Extracted data:
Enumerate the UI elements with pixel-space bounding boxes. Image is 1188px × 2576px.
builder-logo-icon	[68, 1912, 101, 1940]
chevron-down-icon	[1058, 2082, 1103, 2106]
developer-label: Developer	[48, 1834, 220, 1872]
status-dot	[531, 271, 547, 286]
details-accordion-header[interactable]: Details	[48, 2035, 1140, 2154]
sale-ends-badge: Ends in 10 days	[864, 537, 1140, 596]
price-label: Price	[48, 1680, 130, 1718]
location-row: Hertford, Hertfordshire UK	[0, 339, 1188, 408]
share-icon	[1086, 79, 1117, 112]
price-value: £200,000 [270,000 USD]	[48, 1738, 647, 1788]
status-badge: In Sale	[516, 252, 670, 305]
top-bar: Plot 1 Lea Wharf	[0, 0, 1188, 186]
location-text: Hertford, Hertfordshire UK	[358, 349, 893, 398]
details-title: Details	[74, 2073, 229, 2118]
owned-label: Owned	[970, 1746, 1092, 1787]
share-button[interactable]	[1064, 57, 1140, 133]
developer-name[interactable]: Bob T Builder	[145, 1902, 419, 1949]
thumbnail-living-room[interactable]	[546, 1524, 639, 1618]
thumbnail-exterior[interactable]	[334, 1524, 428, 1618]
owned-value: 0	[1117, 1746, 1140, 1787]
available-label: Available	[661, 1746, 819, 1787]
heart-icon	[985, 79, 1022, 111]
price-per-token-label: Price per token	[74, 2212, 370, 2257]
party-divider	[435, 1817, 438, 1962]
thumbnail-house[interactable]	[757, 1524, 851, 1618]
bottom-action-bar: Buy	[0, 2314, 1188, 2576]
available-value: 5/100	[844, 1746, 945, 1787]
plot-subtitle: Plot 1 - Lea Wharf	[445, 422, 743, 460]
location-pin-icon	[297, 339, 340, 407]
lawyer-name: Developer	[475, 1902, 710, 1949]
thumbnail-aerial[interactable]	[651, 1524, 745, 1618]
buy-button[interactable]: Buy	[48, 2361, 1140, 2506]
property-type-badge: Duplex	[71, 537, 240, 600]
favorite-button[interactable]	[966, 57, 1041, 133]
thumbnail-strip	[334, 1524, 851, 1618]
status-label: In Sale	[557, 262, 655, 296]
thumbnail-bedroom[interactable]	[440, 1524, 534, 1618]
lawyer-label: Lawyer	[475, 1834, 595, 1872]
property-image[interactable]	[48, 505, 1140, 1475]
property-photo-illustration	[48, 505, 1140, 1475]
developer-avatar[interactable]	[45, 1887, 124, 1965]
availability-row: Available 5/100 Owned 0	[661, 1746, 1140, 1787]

### Exercise description
Retype all of the data above, line for line, with no changes.

### Task output
Enumerate the UI elements with pixel-space bounding boxes. Image is 1188px × 2576px.
builder-logo-icon	[68, 1912, 101, 1940]
chevron-down-icon	[1058, 2082, 1103, 2106]
developer-label: Developer	[48, 1834, 220, 1872]
status-dot	[531, 271, 547, 286]
details-accordion-header[interactable]: Details	[48, 2035, 1140, 2154]
sale-ends-badge: Ends in 10 days	[864, 537, 1140, 596]
price-label: Price	[48, 1680, 130, 1718]
location-row: Hertford, Hertfordshire UK	[0, 339, 1188, 408]
share-icon	[1086, 79, 1117, 112]
price-value: £200,000 [270,000 USD]	[48, 1738, 647, 1788]
status-badge: In Sale	[516, 252, 670, 305]
top-bar: Plot 1 Lea Wharf	[0, 0, 1188, 186]
location-text: Hertford, Hertfordshire UK	[358, 349, 893, 398]
details-title: Details	[74, 2073, 229, 2118]
owned-label: Owned	[970, 1746, 1092, 1787]
share-button[interactable]	[1064, 57, 1140, 133]
developer-name[interactable]: Bob T Builder	[145, 1902, 419, 1949]
thumbnail-living-room[interactable]	[546, 1524, 639, 1618]
thumbnail-exterior[interactable]	[334, 1524, 428, 1618]
owned-value: 0	[1117, 1746, 1140, 1787]
available-label: Available	[661, 1746, 819, 1787]
heart-icon	[985, 79, 1022, 111]
price-per-token-label: Price per token	[74, 2212, 370, 2257]
party-divider	[435, 1817, 438, 1962]
thumbnail-house[interactable]	[757, 1524, 851, 1618]
bottom-action-bar: Buy	[0, 2314, 1188, 2576]
available-value: 5/100	[844, 1746, 945, 1787]
plot-subtitle: Plot 1 - Lea Wharf	[445, 422, 743, 460]
location-pin-icon	[297, 339, 340, 407]
lawyer-name: Developer	[475, 1902, 710, 1949]
thumbnail-aerial[interactable]	[651, 1524, 745, 1618]
buy-button[interactable]: Buy	[48, 2361, 1140, 2506]
property-type-badge: Duplex	[71, 537, 240, 600]
favorite-button[interactable]	[966, 57, 1041, 133]
thumbnail-strip	[334, 1524, 851, 1618]
status-label: In Sale	[557, 262, 655, 296]
thumbnail-bedroom[interactable]	[440, 1524, 534, 1618]
lawyer-label: Lawyer	[475, 1834, 595, 1872]
property-image[interactable]	[48, 505, 1140, 1475]
property-photo-illustration	[48, 505, 1140, 1475]
developer-avatar[interactable]	[45, 1887, 124, 1965]
availability-row: Available 5/100 Owned 0	[661, 1746, 1140, 1787]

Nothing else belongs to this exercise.